__GOAL OF THE EXERCISE__. The records that follow are to be repeated exactly, with the pictures removed.

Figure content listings
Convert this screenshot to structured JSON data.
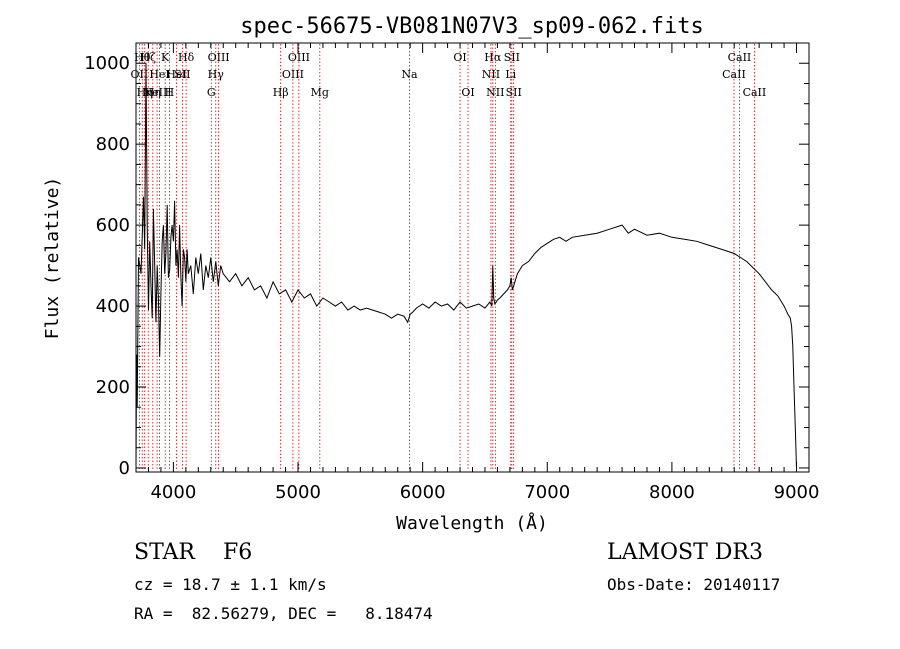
{
  "chart_data": {
    "type": "line",
    "title": "spec-56675-VB081N07V3_sp09-062.fits",
    "xlabel": "Wavelength (Å)",
    "ylabel": "Flux (relative)",
    "xlim": [
      3700,
      9100
    ],
    "ylim": [
      -10,
      1050
    ],
    "xticks": [
      4000,
      5000,
      6000,
      7000,
      8000,
      9000
    ],
    "yticks": [
      0,
      200,
      400,
      600,
      800,
      1000
    ],
    "grid": false,
    "line_color": "#000000",
    "marker_color": "#cc0000",
    "series": [
      {
        "x": [
          3700,
          3705,
          3710,
          3720,
          3740,
          3760,
          3770,
          3780,
          3790,
          3800,
          3810,
          3820,
          3830,
          3840,
          3850,
          3860,
          3870,
          3880,
          3890,
          3900,
          3910,
          3920,
          3930,
          3940,
          3950,
          3960,
          3970,
          3980,
          3990,
          4000,
          4010,
          4020,
          4030,
          4040,
          4050,
          4060,
          4070,
          4080,
          4090,
          4100,
          4110,
          4120,
          4140,
          4160,
          4180,
          4200,
          4220,
          4240,
          4260,
          4280,
          4300,
          4320,
          4340,
          4360,
          4380,
          4400,
          4450,
          4500,
          4550,
          4600,
          4650,
          4700,
          4750,
          4800,
          4850,
          4900,
          4950,
          5000,
          5050,
          5100,
          5150,
          5200,
          5250,
          5300,
          5350,
          5400,
          5450,
          5500,
          5550,
          5600,
          5650,
          5700,
          5750,
          5800,
          5850,
          5880,
          5900,
          5920,
          5950,
          6000,
          6050,
          6100,
          6150,
          6200,
          6250,
          6300,
          6350,
          6400,
          6450,
          6500,
          6540,
          6555,
          6563,
          6570,
          6580,
          6600,
          6620,
          6650,
          6680,
          6700,
          6710,
          6720,
          6740,
          6760,
          6780,
          6800,
          6850,
          6900,
          6950,
          7000,
          7050,
          7100,
          7150,
          7200,
          7300,
          7400,
          7500,
          7600,
          7650,
          7700,
          7800,
          7900,
          8000,
          8100,
          8200,
          8300,
          8400,
          8500,
          8550,
          8600,
          8650,
          8700,
          8750,
          8800,
          8850,
          8900,
          8930,
          8950,
          8960,
          8970,
          8980,
          8990,
          9000
        ],
        "y": [
          0,
          280,
          150,
          520,
          480,
          670,
          540,
          1000,
          600,
          390,
          560,
          450,
          370,
          640,
          500,
          360,
          500,
          420,
          275,
          430,
          560,
          600,
          480,
          530,
          650,
          470,
          490,
          570,
          600,
          560,
          660,
          500,
          540,
          470,
          600,
          470,
          400,
          540,
          520,
          460,
          540,
          480,
          500,
          430,
          520,
          480,
          530,
          440,
          500,
          470,
          520,
          460,
          510,
          450,
          500,
          480,
          460,
          480,
          450,
          470,
          440,
          450,
          420,
          460,
          430,
          440,
          410,
          440,
          420,
          430,
          400,
          420,
          410,
          400,
          410,
          390,
          400,
          390,
          395,
          390,
          385,
          380,
          370,
          380,
          375,
          360,
          380,
          385,
          395,
          405,
          395,
          410,
          400,
          405,
          390,
          410,
          395,
          400,
          405,
          395,
          410,
          400,
          500,
          420,
          405,
          415,
          420,
          430,
          440,
          450,
          470,
          440,
          460,
          480,
          490,
          500,
          510,
          530,
          545,
          555,
          565,
          570,
          560,
          570,
          575,
          580,
          590,
          600,
          580,
          590,
          575,
          580,
          570,
          565,
          560,
          550,
          540,
          530,
          520,
          510,
          495,
          480,
          460,
          440,
          425,
          400,
          380,
          370,
          350,
          300,
          200,
          100,
          0
        ]
      }
    ],
    "lines": [
      {
        "x": 3727,
        "labels": [
          "OII"
        ],
        "rows": [
          2
        ]
      },
      {
        "x": 3750,
        "labels": [
          "Hθ"
        ],
        "rows": [
          1
        ]
      },
      {
        "x": 3770,
        "labels": [
          "Hη"
        ],
        "rows": [
          3
        ]
      },
      {
        "x": 3798,
        "labels": [
          "Hζ"
        ],
        "rows": [
          1
        ]
      },
      {
        "x": 3835,
        "labels": [
          "Hη"
        ],
        "rows": [
          3
        ]
      },
      {
        "x": 3869,
        "labels": [
          "NeIII"
        ],
        "rows": [
          3
        ]
      },
      {
        "x": 3889,
        "labels": [
          "HeI"
        ],
        "rows": [
          2
        ]
      },
      {
        "x": 3934,
        "labels": [
          "K"
        ],
        "rows": [
          1
        ]
      },
      {
        "x": 3968,
        "labels": [
          "H"
        ],
        "rows": [
          3
        ]
      },
      {
        "x": 4026,
        "labels": [
          "HeI"
        ],
        "rows": [
          2
        ]
      },
      {
        "x": 4072,
        "labels": [
          "SII"
        ],
        "rows": [
          2
        ]
      },
      {
        "x": 4102,
        "labels": [
          "Hδ"
        ],
        "rows": [
          1
        ]
      },
      {
        "x": 4304,
        "labels": [
          "G"
        ],
        "rows": [
          3
        ]
      },
      {
        "x": 4340,
        "labels": [
          "Hγ"
        ],
        "rows": [
          2
        ]
      },
      {
        "x": 4363,
        "labels": [
          "OIII"
        ],
        "rows": [
          1
        ]
      },
      {
        "x": 4861,
        "labels": [
          "Hβ"
        ],
        "rows": [
          3
        ]
      },
      {
        "x": 4959,
        "labels": [
          "OIII"
        ],
        "rows": [
          2
        ]
      },
      {
        "x": 5007,
        "labels": [
          "OIII"
        ],
        "rows": [
          1
        ]
      },
      {
        "x": 5175,
        "labels": [
          "Mg"
        ],
        "rows": [
          3
        ]
      },
      {
        "x": 5894,
        "labels": [
          "Na"
        ],
        "rows": [
          2
        ]
      },
      {
        "x": 6300,
        "labels": [
          "OI"
        ],
        "rows": [
          1
        ]
      },
      {
        "x": 6364,
        "labels": [
          "OI"
        ],
        "rows": [
          3
        ]
      },
      {
        "x": 6548,
        "labels": [
          "NII"
        ],
        "rows": [
          2
        ]
      },
      {
        "x": 6563,
        "labels": [
          "Hα"
        ],
        "rows": [
          1
        ]
      },
      {
        "x": 6583,
        "labels": [
          "NII"
        ],
        "rows": [
          3
        ]
      },
      {
        "x": 6707,
        "labels": [
          "Li"
        ],
        "rows": [
          2
        ]
      },
      {
        "x": 6716,
        "labels": [
          "SII"
        ],
        "rows": [
          1
        ]
      },
      {
        "x": 6731,
        "labels": [
          "SII"
        ],
        "rows": [
          3
        ]
      },
      {
        "x": 8498,
        "labels": [
          "CaII"
        ],
        "rows": [
          2
        ]
      },
      {
        "x": 8542,
        "labels": [
          "CaII"
        ],
        "rows": [
          1
        ]
      },
      {
        "x": 8662,
        "labels": [
          "CaII"
        ],
        "rows": [
          3
        ]
      }
    ]
  },
  "info": {
    "object_line": "STAR    F6",
    "survey": "LAMOST DR3",
    "cz": "cz = 18.7 ± 1.1 km/s",
    "obs_date": "Obs-Date: 20140117",
    "coords": "RA =  82.56279, DEC =   8.18474"
  }
}
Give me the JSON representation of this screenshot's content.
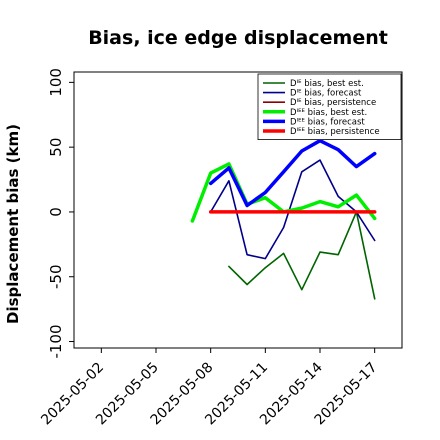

__TASK ANSWER__.
Convert this screenshot to structured JSON data.
{
  "chart_data": {
    "type": "line",
    "title": "spec-56675-VB081N07V3_sp09-062.fits",
    "xlabel": "Wavelength (Å)",
    "ylabel": "Flux (relative)",
    "xlim": [
      3700,
      9100
    ],
    "ylim": [
      -10,
      1050
    ],
    "xticks": [
      4000,
      5000,
      6000,
      7000,
      8000,
      9000
    ],
    "yticks": [
      0,
      200,
      400,
      600,
      800,
      1000
    ],
    "grid": false,
    "line_color": "#000000",
    "marker_color": "#cc0000",
    "series": [
      {
        "x": [
          3700,
          3705,
          3710,
          3720,
          3740,
          3760,
          3770,
          3780,
          3790,
          3800,
          3810,
          3820,
          3830,
          3840,
          3850,
          3860,
          3870,
          3880,
          3890,
          3900,
          3910,
          3920,
          3930,
          3940,
          3950,
          3960,
          3970,
          3980,
          3990,
          4000,
          4010,
          4020,
          4030,
          4040,
          4050,
          4060,
          4070,
          4080,
          4090,
          4100,
          4110,
          4120,
          4140,
          4160,
          4180,
          4200,
          4220,
          4240,
          4260,
          4280,
          4300,
          4320,
          4340,
          4360,
          4380,
          4400,
          4450,
          4500,
          4550,
          4600,
          4650,
          4700,
          4750,
          4800,
          4850,
          4900,
          4950,
          5000,
          5050,
          5100,
          5150,
          5200,
          5250,
          5300,
          5350,
          5400,
          5450,
          5500,
          5550,
          5600,
          5650,
          5700,
          5750,
          5800,
          5850,
          5880,
          5900,
          5920,
          5950,
          6000,
          6050,
          6100,
          6150,
          6200,
          6250,
          6300,
          6350,
          6400,
          6450,
          6500,
          6540,
          6555,
          6563,
          6570,
          6580,
          6600,
          6620,
          6650,
          6680,
          6700,
          6710,
          6720,
          6740,
          6760,
          6780,
          6800,
          6850,
          6900,
          6950,
          7000,
          7050,
          7100,
          7150,
          7200,
          7300,
          7400,
          7500,
          7600,
          7650,
          7700,
          7800,
          7900,
          8000,
          8100,
          8200,
          8300,
          8400,
          8500,
          8550,
          8600,
          8650,
          8700,
          8750,
          8800,
          8850,
          8900,
          8930,
          8950,
          8960,
          8970,
          8980,
          8990,
          9000
        ],
        "y": [
          0,
          280,
          150,
          520,
          480,
          670,
          540,
          1000,
          600,
          390,
          560,
          450,
          370,
          640,
          500,
          360,
          500,
          420,
          275,
          430,
          560,
          600,
          480,
          530,
          650,
          470,
          490,
          570,
          600,
          560,
          660,
          500,
          540,
          470,
          600,
          470,
          400,
          540,
          520,
          460,
          540,
          480,
          500,
          430,
          520,
          480,
          530,
          440,
          500,
          470,
          520,
          460,
          510,
          450,
          500,
          480,
          460,
          480,
          450,
          470,
          440,
          450,
          420,
          460,
          430,
          440,
          410,
          440,
          420,
          430,
          400,
          420,
          410,
          400,
          410,
          390,
          400,
          390,
          395,
          390,
          385,
          380,
          370,
          380,
          375,
          360,
          380,
          385,
          395,
          405,
          395,
          410,
          400,
          405,
          390,
          410,
          395,
          400,
          405,
          395,
          410,
          400,
          500,
          420,
          405,
          415,
          420,
          430,
          440,
          450,
          470,
          440,
          460,
          480,
          490,
          500,
          510,
          530,
          545,
          555,
          565,
          570,
          560,
          570,
          575,
          580,
          590,
          600,
          580,
          590,
          575,
          580,
          570,
          565,
          560,
          550,
          540,
          530,
          520,
          510,
          495,
          480,
          460,
          440,
          425,
          400,
          380,
          370,
          350,
          300,
          200,
          100,
          0
        ]
      }
    ],
    "lines": [
      {
        "x": 3727,
        "labels": [
          "OII"
        ],
        "rows": [
          2
        ]
      },
      {
        "x": 3750,
        "labels": [
          "Hθ"
        ],
        "rows": [
          1
        ]
      },
      {
        "x": 3770,
        "labels": [
          "Hη"
        ],
        "rows": [
          3
        ]
      },
      {
        "x": 3798,
        "labels": [
          "Hζ"
        ],
        "rows": [
          1
        ]
      },
      {
        "x": 3835,
        "labels": [
          "Hη"
        ],
        "rows": [
          3
        ]
      },
      {
        "x": 3869,
        "labels": [
          "NeIII"
        ],
        "rows": [
          3
        ]
      },
      {
        "x": 3889,
        "labels": [
          "HeI"
        ],
        "rows": [
          2
        ]
      },
      {
        "x": 3934,
        "labels": [
          "K"
        ],
        "rows": [
          1
        ]
      },
      {
        "x": 3968,
        "labels": [
          "H"
        ],
        "rows": [
          3
        ]
      },
      {
        "x": 4026,
        "labels": [
          "HeI"
        ],
        "rows": [
          2
        ]
      },
      {
        "x": 4072,
        "labels": [
          "SII"
        ],
        "rows": [
          2
        ]
      },
      {
        "x": 4102,
        "labels": [
          "Hδ"
        ],
        "rows": [
          1
        ]
      },
      {
        "x": 4304,
        "labels": [
          "G"
        ],
        "rows": [
          3
        ]
      },
      {
        "x": 4340,
        "labels": [
          "Hγ"
        ],
        "rows": [
          2
        ]
      },
      {
        "x": 4363,
        "labels": [
          "OIII"
        ],
        "rows": [
          1
        ]
      },
      {
        "x": 4861,
        "labels": [
          "Hβ"
        ],
        "rows": [
          3
        ]
      },
      {
        "x": 4959,
        "labels": [
          "OIII"
        ],
        "rows": [
          2
        ]
      },
      {
        "x": 5007,
        "labels": [
          "OIII"
        ],
        "rows": [
          1
        ]
      },
      {
        "x": 5175,
        "labels": [
          "Mg"
        ],
        "rows": [
          3
        ]
      },
      {
        "x": 5894,
        "labels": [
          "Na"
        ],
        "rows": [
          2
        ]
      },
      {
        "x": 6300,
        "labels": [
          "OI"
        ],
        "rows": [
          1
        ]
      },
      {
        "x": 6364,
        "labels": [
          "OI"
        ],
        "rows": [
          3
        ]
      },
      {
        "x": 6548,
        "labels": [
          "NII"
        ],
        "rows": [
          2
        ]
      },
      {
        "x": 6563,
        "labels": [
          "Hα"
        ],
        "rows": [
          1
        ]
      },
      {
        "x": 6583,
        "labels": [
          "NII"
        ],
        "rows": [
          3
        ]
      },
      {
        "x": 6707,
        "labels": [
          "Li"
        ],
        "rows": [
          2
        ]
      },
      {
        "x": 6716,
        "labels": [
          "SII"
        ],
        "rows": [
          1
        ]
      },
      {
        "x": 6731,
        "labels": [
          "SII"
        ],
        "rows": [
          3
        ]
      },
      {
        "x": 8498,
        "labels": [
          "CaII"
        ],
        "rows": [
          2
        ]
      },
      {
        "x": 8542,
        "labels": [
          "CaII"
        ],
        "rows": [
          1
        ]
      },
      {
        "x": 8662,
        "labels": [
          "CaII"
        ],
        "rows": [
          3
        ]
      }
    ]
  },
  "info": {
    "object_line": "STAR    F6",
    "survey": "LAMOST DR3",
    "cz": "cz = 18.7 ± 1.1 km/s",
    "obs_date": "Obs-Date: 20140117",
    "coords": "RA =  82.56279, DEC =   8.18474"
  }
}
Give me the JSON representation of this screenshot's content.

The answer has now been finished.